Short exercise: Restate, word for word, every line of the data.

■ ■ ■

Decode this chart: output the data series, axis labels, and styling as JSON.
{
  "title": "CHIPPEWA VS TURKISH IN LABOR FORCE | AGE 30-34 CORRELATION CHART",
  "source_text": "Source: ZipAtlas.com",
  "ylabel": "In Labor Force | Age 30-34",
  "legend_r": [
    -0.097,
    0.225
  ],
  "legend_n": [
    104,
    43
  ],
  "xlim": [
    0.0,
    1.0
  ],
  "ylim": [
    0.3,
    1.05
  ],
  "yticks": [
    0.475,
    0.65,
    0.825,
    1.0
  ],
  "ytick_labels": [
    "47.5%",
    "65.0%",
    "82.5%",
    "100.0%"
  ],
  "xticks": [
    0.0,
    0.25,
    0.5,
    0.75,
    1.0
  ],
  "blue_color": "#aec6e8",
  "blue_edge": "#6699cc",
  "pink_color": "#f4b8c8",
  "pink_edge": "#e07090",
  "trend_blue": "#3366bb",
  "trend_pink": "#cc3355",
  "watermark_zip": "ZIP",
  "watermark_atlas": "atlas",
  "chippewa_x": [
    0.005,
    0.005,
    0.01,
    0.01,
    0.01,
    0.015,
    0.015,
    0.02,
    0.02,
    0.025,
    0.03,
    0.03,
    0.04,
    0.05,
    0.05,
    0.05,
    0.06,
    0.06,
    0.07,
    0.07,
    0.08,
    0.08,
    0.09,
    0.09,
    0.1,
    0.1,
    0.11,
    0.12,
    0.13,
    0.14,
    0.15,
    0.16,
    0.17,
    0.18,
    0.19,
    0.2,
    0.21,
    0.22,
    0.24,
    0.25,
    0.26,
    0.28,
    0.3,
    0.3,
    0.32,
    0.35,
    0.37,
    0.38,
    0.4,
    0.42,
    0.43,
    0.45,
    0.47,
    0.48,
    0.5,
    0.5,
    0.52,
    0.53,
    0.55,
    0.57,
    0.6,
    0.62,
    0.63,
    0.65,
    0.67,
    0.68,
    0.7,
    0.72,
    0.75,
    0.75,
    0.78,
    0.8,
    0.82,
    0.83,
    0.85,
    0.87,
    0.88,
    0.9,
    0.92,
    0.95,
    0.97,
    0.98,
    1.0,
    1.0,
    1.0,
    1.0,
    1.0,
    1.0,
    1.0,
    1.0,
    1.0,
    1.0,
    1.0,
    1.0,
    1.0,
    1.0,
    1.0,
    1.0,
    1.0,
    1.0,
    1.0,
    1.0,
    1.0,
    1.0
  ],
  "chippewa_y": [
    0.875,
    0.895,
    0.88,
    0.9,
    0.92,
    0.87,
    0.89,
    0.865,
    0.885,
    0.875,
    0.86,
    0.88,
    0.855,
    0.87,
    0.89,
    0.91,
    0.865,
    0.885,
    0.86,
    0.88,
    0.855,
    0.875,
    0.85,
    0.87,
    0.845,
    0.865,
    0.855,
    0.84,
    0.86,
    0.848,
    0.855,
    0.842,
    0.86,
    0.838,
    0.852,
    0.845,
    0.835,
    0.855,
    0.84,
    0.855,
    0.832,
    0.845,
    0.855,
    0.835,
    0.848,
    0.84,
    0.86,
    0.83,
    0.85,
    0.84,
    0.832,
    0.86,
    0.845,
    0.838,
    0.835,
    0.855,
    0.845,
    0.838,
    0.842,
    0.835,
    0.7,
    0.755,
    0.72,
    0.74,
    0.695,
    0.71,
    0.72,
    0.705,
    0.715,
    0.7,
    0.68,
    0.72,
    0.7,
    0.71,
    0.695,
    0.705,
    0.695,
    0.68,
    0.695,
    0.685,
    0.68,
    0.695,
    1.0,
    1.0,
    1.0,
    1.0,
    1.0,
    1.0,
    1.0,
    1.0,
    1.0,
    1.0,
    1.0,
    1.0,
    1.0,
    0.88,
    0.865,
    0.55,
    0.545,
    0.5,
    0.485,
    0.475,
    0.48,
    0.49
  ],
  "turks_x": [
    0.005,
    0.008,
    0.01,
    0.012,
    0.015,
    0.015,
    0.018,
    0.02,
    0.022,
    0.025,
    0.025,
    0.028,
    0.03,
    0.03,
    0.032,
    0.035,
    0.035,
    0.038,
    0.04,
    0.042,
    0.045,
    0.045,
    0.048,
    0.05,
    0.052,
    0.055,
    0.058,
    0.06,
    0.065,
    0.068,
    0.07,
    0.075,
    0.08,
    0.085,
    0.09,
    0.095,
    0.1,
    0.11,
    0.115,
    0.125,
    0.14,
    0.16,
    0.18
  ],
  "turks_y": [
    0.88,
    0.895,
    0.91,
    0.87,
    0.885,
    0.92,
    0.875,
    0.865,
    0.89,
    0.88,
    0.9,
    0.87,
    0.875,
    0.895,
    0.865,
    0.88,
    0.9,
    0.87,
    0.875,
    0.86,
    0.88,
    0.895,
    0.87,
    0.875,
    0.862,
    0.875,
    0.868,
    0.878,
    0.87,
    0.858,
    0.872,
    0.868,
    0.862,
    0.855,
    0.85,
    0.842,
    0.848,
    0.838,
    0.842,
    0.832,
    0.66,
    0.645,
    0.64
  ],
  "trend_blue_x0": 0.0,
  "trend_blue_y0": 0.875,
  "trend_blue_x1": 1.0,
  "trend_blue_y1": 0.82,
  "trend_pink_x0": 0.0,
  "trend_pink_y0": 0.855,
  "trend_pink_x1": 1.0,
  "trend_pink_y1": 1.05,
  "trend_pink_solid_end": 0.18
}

■ ■ ■

Answer in full:
Decode this chart: output the data series, axis labels, and styling as JSON.
{
  "title": "CHIPPEWA VS TURKISH IN LABOR FORCE | AGE 30-34 CORRELATION CHART",
  "source_text": "Source: ZipAtlas.com",
  "ylabel": "In Labor Force | Age 30-34",
  "legend_r": [
    -0.097,
    0.225
  ],
  "legend_n": [
    104,
    43
  ],
  "xlim": [
    0.0,
    1.0
  ],
  "ylim": [
    0.3,
    1.05
  ],
  "yticks": [
    0.475,
    0.65,
    0.825,
    1.0
  ],
  "ytick_labels": [
    "47.5%",
    "65.0%",
    "82.5%",
    "100.0%"
  ],
  "xticks": [
    0.0,
    0.25,
    0.5,
    0.75,
    1.0
  ],
  "blue_color": "#aec6e8",
  "blue_edge": "#6699cc",
  "pink_color": "#f4b8c8",
  "pink_edge": "#e07090",
  "trend_blue": "#3366bb",
  "trend_pink": "#cc3355",
  "watermark_zip": "ZIP",
  "watermark_atlas": "atlas",
  "chippewa_x": [
    0.005,
    0.005,
    0.01,
    0.01,
    0.01,
    0.015,
    0.015,
    0.02,
    0.02,
    0.025,
    0.03,
    0.03,
    0.04,
    0.05,
    0.05,
    0.05,
    0.06,
    0.06,
    0.07,
    0.07,
    0.08,
    0.08,
    0.09,
    0.09,
    0.1,
    0.1,
    0.11,
    0.12,
    0.13,
    0.14,
    0.15,
    0.16,
    0.17,
    0.18,
    0.19,
    0.2,
    0.21,
    0.22,
    0.24,
    0.25,
    0.26,
    0.28,
    0.3,
    0.3,
    0.32,
    0.35,
    0.37,
    0.38,
    0.4,
    0.42,
    0.43,
    0.45,
    0.47,
    0.48,
    0.5,
    0.5,
    0.52,
    0.53,
    0.55,
    0.57,
    0.6,
    0.62,
    0.63,
    0.65,
    0.67,
    0.68,
    0.7,
    0.72,
    0.75,
    0.75,
    0.78,
    0.8,
    0.82,
    0.83,
    0.85,
    0.87,
    0.88,
    0.9,
    0.92,
    0.95,
    0.97,
    0.98,
    1.0,
    1.0,
    1.0,
    1.0,
    1.0,
    1.0,
    1.0,
    1.0,
    1.0,
    1.0,
    1.0,
    1.0,
    1.0,
    1.0,
    1.0,
    1.0,
    1.0,
    1.0,
    1.0,
    1.0,
    1.0,
    1.0
  ],
  "chippewa_y": [
    0.875,
    0.895,
    0.88,
    0.9,
    0.92,
    0.87,
    0.89,
    0.865,
    0.885,
    0.875,
    0.86,
    0.88,
    0.855,
    0.87,
    0.89,
    0.91,
    0.865,
    0.885,
    0.86,
    0.88,
    0.855,
    0.875,
    0.85,
    0.87,
    0.845,
    0.865,
    0.855,
    0.84,
    0.86,
    0.848,
    0.855,
    0.842,
    0.86,
    0.838,
    0.852,
    0.845,
    0.835,
    0.855,
    0.84,
    0.855,
    0.832,
    0.845,
    0.855,
    0.835,
    0.848,
    0.84,
    0.86,
    0.83,
    0.85,
    0.84,
    0.832,
    0.86,
    0.845,
    0.838,
    0.835,
    0.855,
    0.845,
    0.838,
    0.842,
    0.835,
    0.7,
    0.755,
    0.72,
    0.74,
    0.695,
    0.71,
    0.72,
    0.705,
    0.715,
    0.7,
    0.68,
    0.72,
    0.7,
    0.71,
    0.695,
    0.705,
    0.695,
    0.68,
    0.695,
    0.685,
    0.68,
    0.695,
    1.0,
    1.0,
    1.0,
    1.0,
    1.0,
    1.0,
    1.0,
    1.0,
    1.0,
    1.0,
    1.0,
    1.0,
    1.0,
    0.88,
    0.865,
    0.55,
    0.545,
    0.5,
    0.485,
    0.475,
    0.48,
    0.49
  ],
  "turks_x": [
    0.005,
    0.008,
    0.01,
    0.012,
    0.015,
    0.015,
    0.018,
    0.02,
    0.022,
    0.025,
    0.025,
    0.028,
    0.03,
    0.03,
    0.032,
    0.035,
    0.035,
    0.038,
    0.04,
    0.042,
    0.045,
    0.045,
    0.048,
    0.05,
    0.052,
    0.055,
    0.058,
    0.06,
    0.065,
    0.068,
    0.07,
    0.075,
    0.08,
    0.085,
    0.09,
    0.095,
    0.1,
    0.11,
    0.115,
    0.125,
    0.14,
    0.16,
    0.18
  ],
  "turks_y": [
    0.88,
    0.895,
    0.91,
    0.87,
    0.885,
    0.92,
    0.875,
    0.865,
    0.89,
    0.88,
    0.9,
    0.87,
    0.875,
    0.895,
    0.865,
    0.88,
    0.9,
    0.87,
    0.875,
    0.86,
    0.88,
    0.895,
    0.87,
    0.875,
    0.862,
    0.875,
    0.868,
    0.878,
    0.87,
    0.858,
    0.872,
    0.868,
    0.862,
    0.855,
    0.85,
    0.842,
    0.848,
    0.838,
    0.842,
    0.832,
    0.66,
    0.645,
    0.64
  ],
  "trend_blue_x0": 0.0,
  "trend_blue_y0": 0.875,
  "trend_blue_x1": 1.0,
  "trend_blue_y1": 0.82,
  "trend_pink_x0": 0.0,
  "trend_pink_y0": 0.855,
  "trend_pink_x1": 1.0,
  "trend_pink_y1": 1.05,
  "trend_pink_solid_end": 0.18
}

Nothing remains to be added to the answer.